* _SHORT TASK_
Give the total number of lines with the word "tyčové" in them, and no other words.

* START RECORDS FOR THE EXERCISE *

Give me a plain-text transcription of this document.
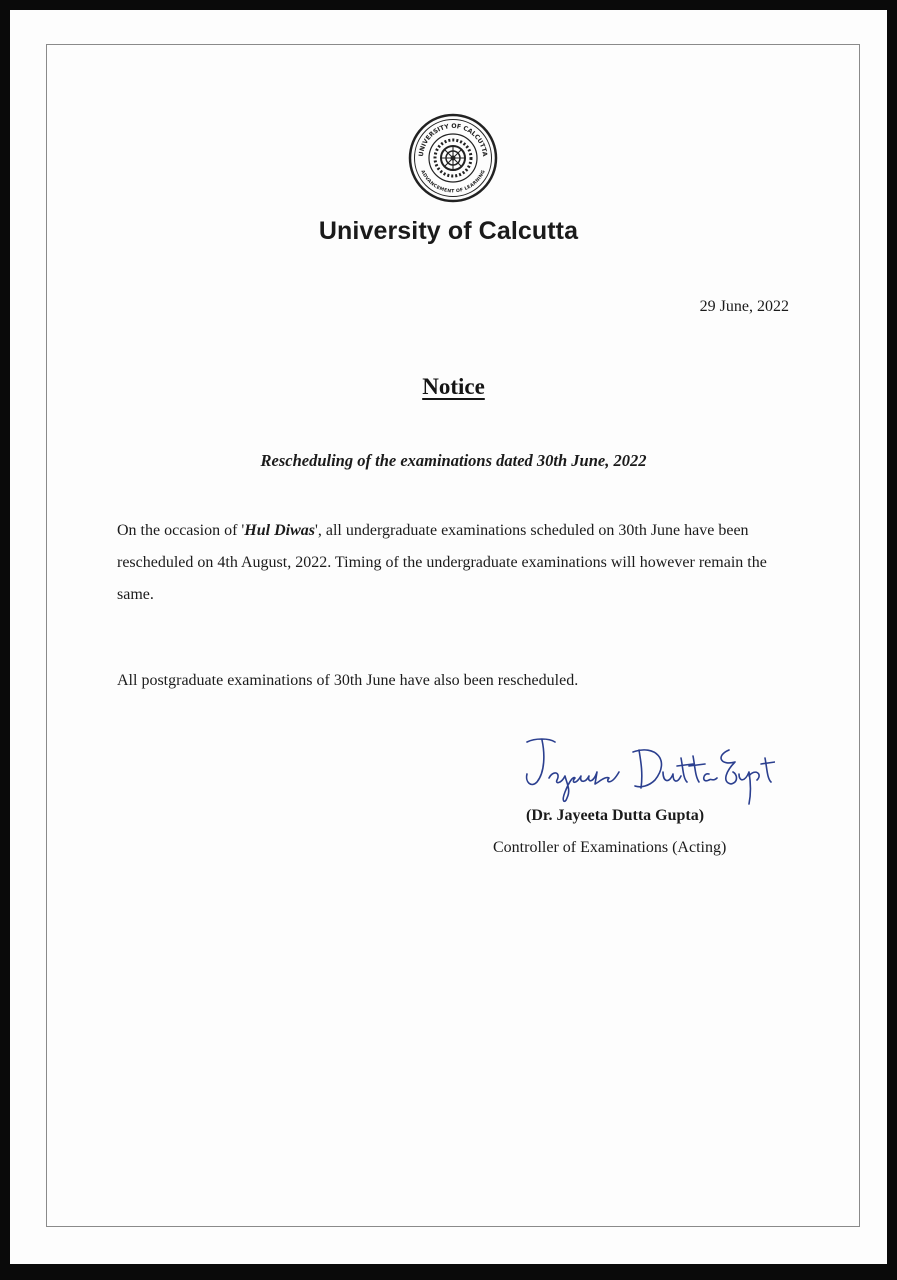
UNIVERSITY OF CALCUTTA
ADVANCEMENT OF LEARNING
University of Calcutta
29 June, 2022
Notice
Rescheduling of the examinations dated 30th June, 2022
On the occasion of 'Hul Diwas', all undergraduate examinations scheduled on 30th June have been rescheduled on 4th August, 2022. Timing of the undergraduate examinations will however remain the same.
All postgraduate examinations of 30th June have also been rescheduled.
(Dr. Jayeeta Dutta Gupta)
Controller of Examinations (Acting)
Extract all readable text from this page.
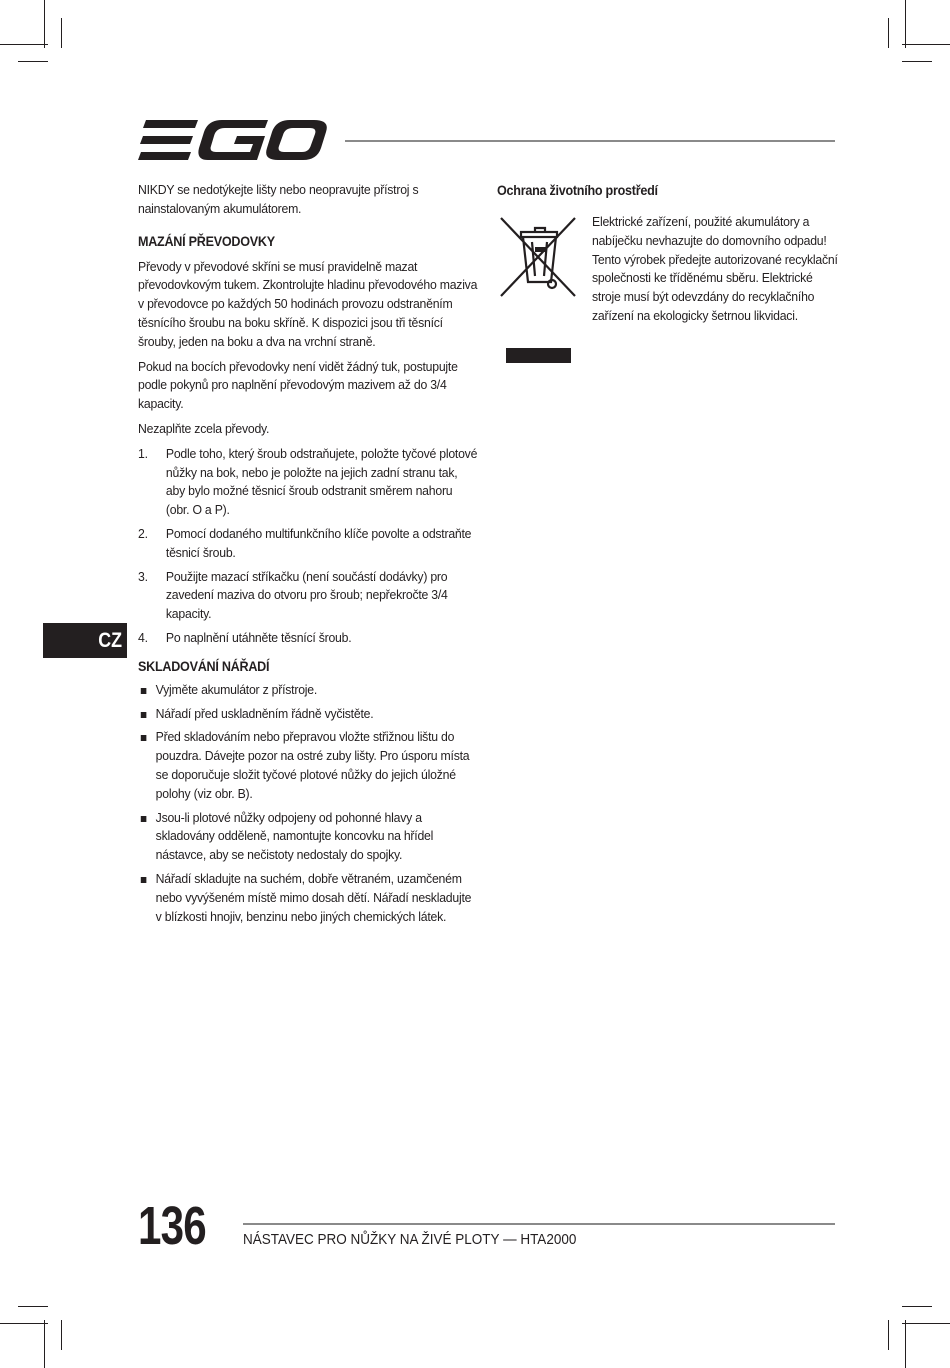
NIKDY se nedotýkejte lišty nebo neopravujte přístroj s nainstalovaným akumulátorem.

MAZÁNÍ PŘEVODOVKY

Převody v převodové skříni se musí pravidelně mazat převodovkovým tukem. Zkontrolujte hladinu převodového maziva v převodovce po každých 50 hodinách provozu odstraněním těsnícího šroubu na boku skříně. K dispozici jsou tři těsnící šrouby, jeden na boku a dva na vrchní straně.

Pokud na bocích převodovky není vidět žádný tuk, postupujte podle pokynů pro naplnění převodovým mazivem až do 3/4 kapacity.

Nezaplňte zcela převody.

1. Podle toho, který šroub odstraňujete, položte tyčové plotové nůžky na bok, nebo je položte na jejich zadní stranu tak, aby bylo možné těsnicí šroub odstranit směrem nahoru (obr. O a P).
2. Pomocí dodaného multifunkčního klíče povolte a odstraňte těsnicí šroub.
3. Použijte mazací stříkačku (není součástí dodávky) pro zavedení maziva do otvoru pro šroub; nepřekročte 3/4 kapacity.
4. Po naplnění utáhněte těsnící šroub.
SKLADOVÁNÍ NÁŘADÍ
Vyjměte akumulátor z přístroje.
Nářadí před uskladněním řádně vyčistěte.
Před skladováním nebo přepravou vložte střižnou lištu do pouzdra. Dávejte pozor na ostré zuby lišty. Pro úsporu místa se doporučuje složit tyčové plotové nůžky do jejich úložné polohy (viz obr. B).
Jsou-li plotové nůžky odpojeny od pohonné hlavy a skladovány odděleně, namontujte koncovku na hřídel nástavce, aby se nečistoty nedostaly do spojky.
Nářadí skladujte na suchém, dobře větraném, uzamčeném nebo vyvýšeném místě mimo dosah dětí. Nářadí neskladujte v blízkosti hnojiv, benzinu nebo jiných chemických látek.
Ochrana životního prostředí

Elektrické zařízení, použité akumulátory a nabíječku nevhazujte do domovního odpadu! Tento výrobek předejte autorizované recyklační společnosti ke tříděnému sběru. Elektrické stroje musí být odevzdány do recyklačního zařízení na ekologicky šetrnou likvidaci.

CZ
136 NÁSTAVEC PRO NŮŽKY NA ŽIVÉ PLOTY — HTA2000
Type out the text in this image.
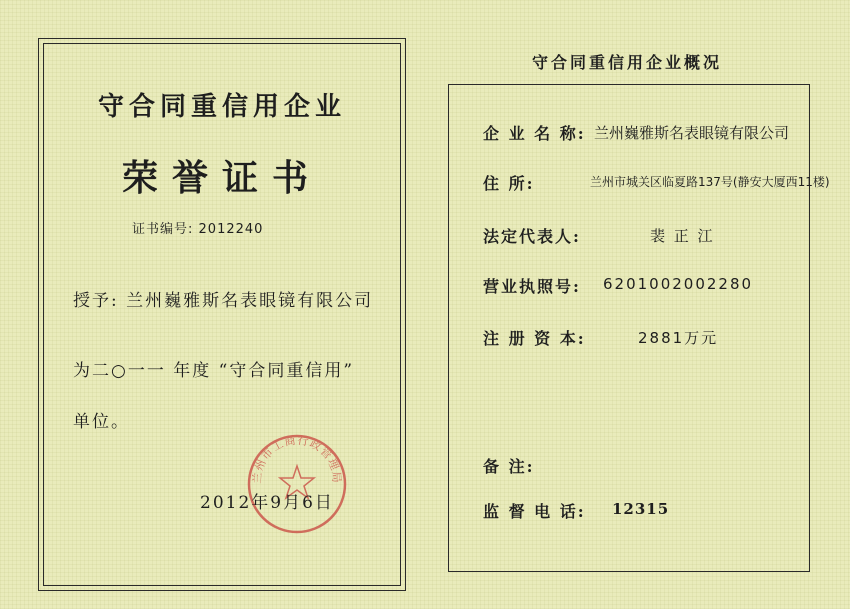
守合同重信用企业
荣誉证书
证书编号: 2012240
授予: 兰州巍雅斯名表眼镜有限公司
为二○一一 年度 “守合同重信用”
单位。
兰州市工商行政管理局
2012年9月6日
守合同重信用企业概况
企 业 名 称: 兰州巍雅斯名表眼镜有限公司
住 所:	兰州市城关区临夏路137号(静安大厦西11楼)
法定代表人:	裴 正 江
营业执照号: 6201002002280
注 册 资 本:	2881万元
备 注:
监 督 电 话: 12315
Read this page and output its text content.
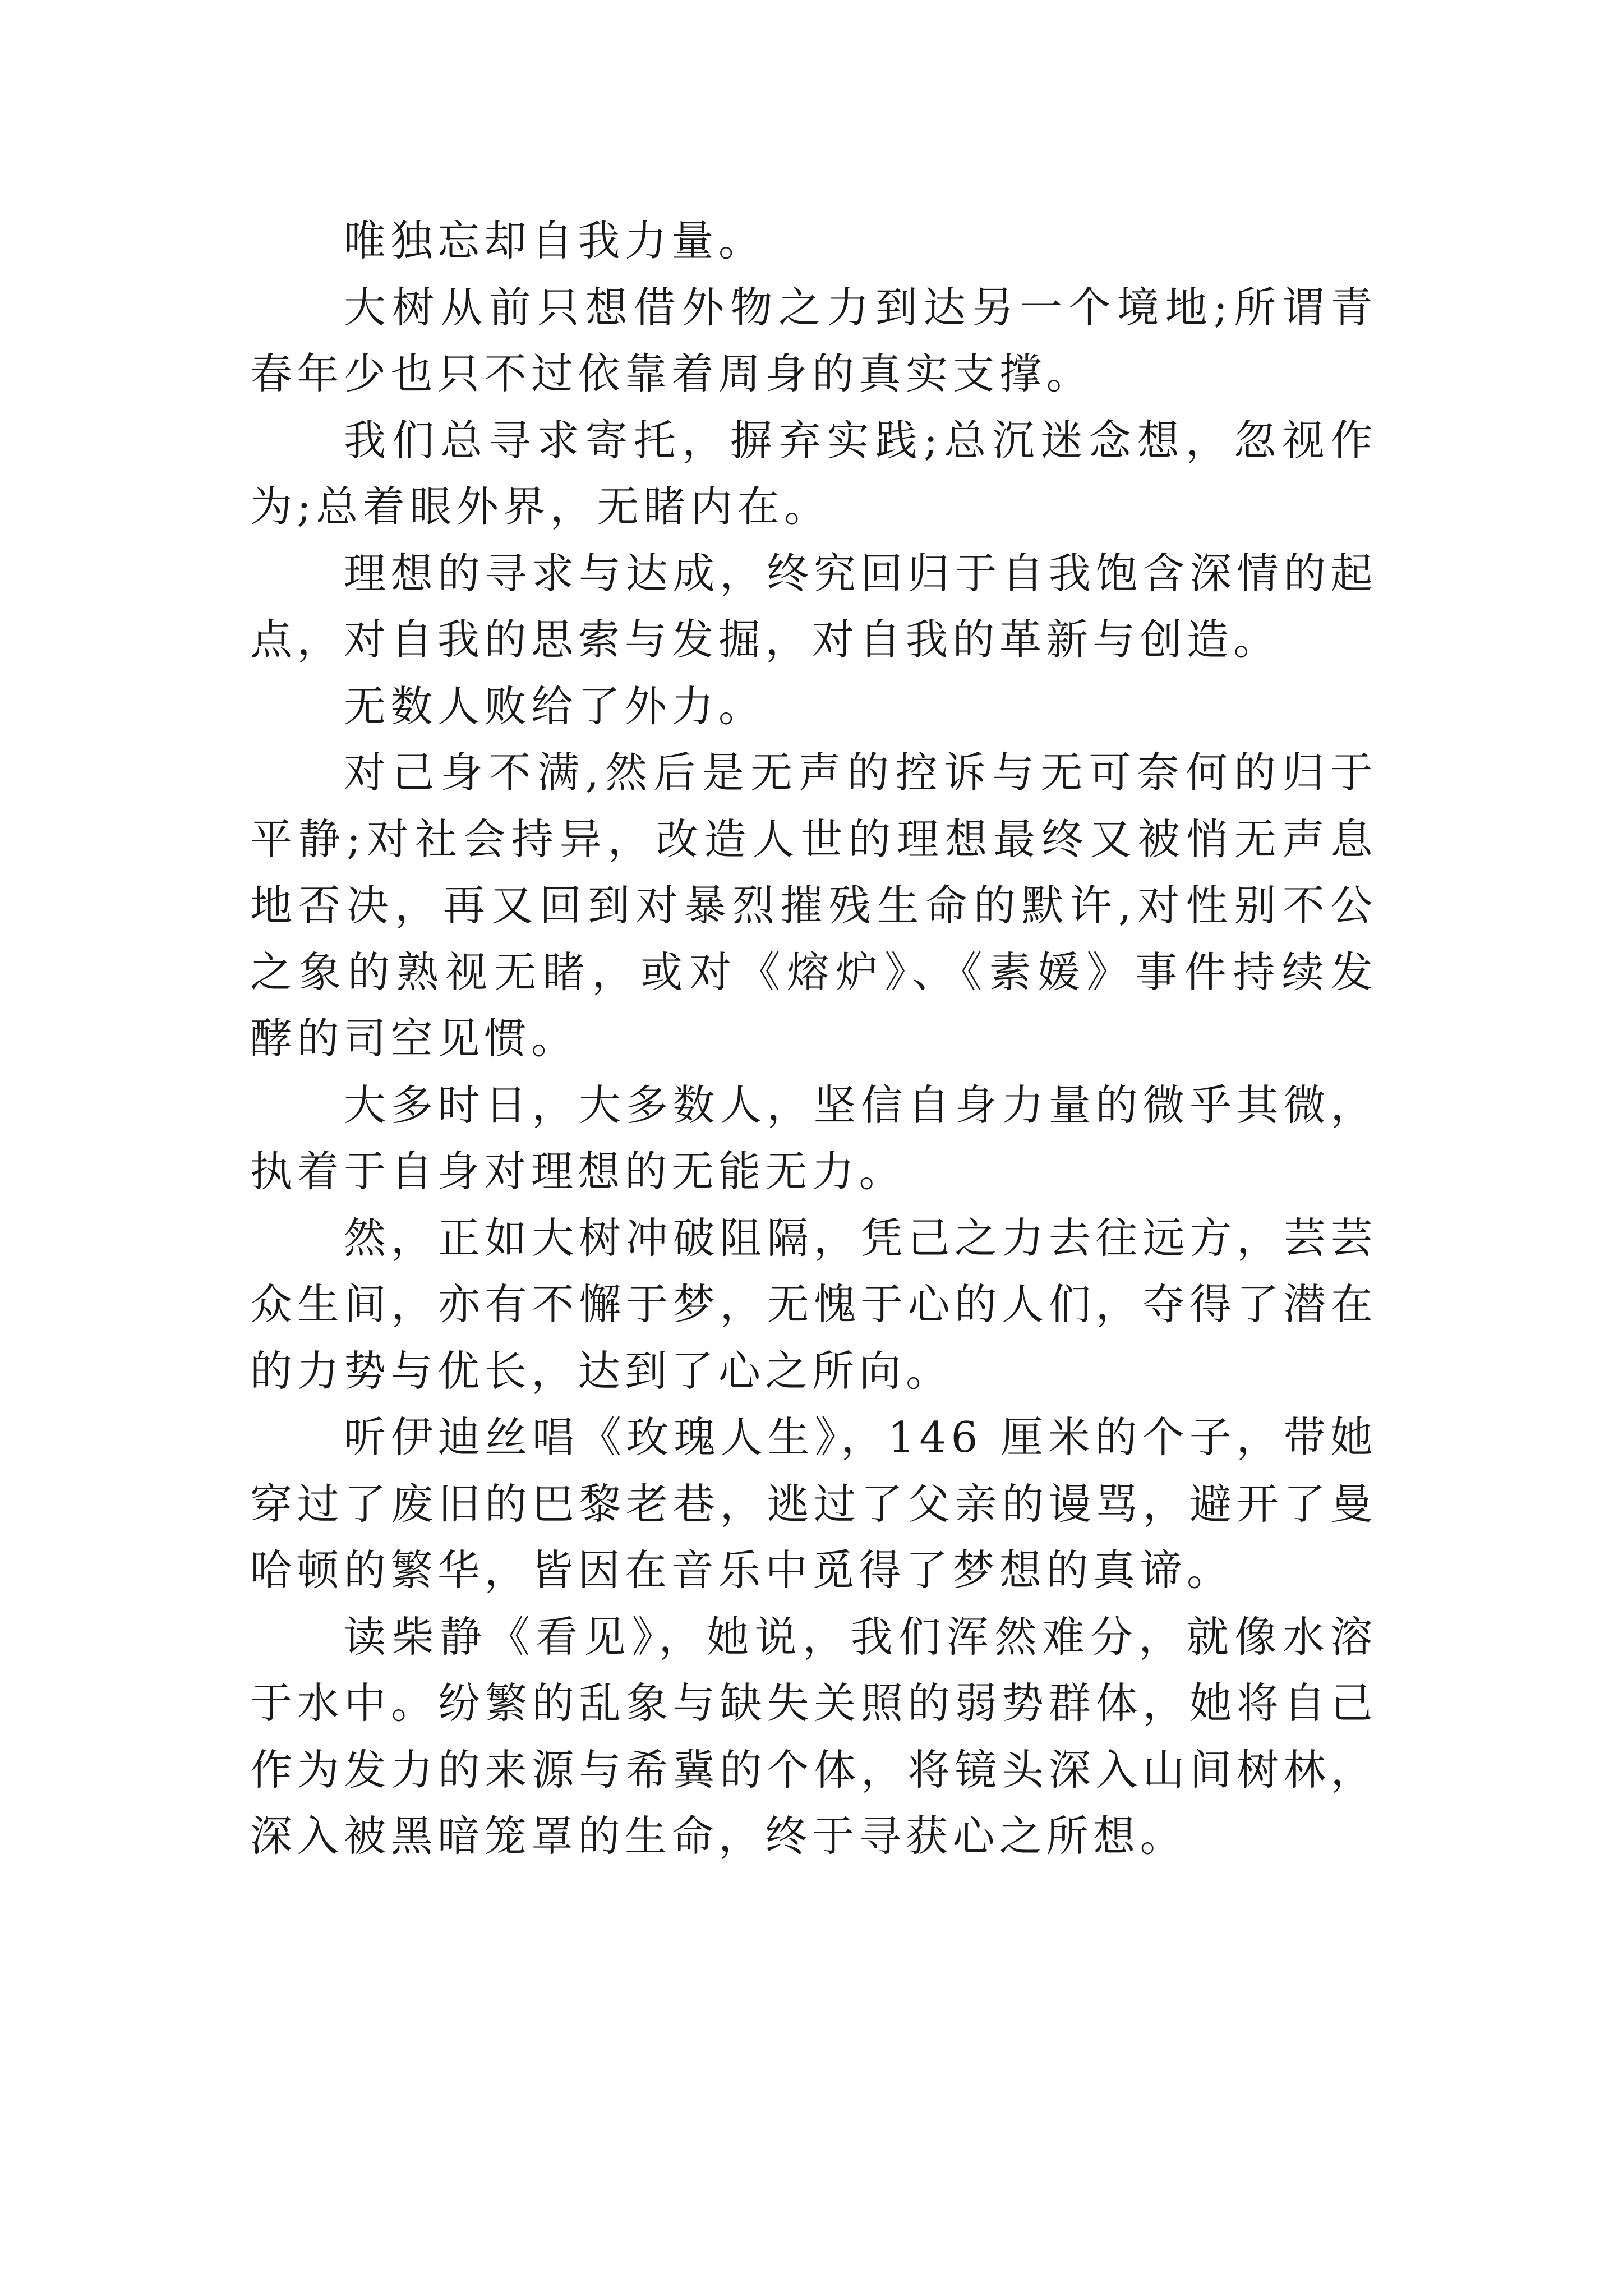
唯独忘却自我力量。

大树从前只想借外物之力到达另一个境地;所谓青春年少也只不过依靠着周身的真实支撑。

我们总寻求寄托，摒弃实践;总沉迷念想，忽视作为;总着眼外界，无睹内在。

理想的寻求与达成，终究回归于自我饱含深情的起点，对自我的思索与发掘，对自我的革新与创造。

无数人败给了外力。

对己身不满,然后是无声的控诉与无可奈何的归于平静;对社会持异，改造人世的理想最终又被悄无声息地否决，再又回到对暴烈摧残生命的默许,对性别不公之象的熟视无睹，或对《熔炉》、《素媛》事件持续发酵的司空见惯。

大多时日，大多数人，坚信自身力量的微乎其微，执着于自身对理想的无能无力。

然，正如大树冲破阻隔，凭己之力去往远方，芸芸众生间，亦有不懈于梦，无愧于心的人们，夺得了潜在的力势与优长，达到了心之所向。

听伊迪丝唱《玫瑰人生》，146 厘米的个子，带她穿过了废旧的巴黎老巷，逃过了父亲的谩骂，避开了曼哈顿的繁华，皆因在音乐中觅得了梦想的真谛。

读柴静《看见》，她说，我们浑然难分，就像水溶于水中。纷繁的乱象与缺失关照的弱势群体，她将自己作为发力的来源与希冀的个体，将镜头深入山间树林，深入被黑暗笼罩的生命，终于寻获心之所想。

* END RECORDS FOR THE EXERCISE *

* _ANSWER TO THE EXERCISE_
2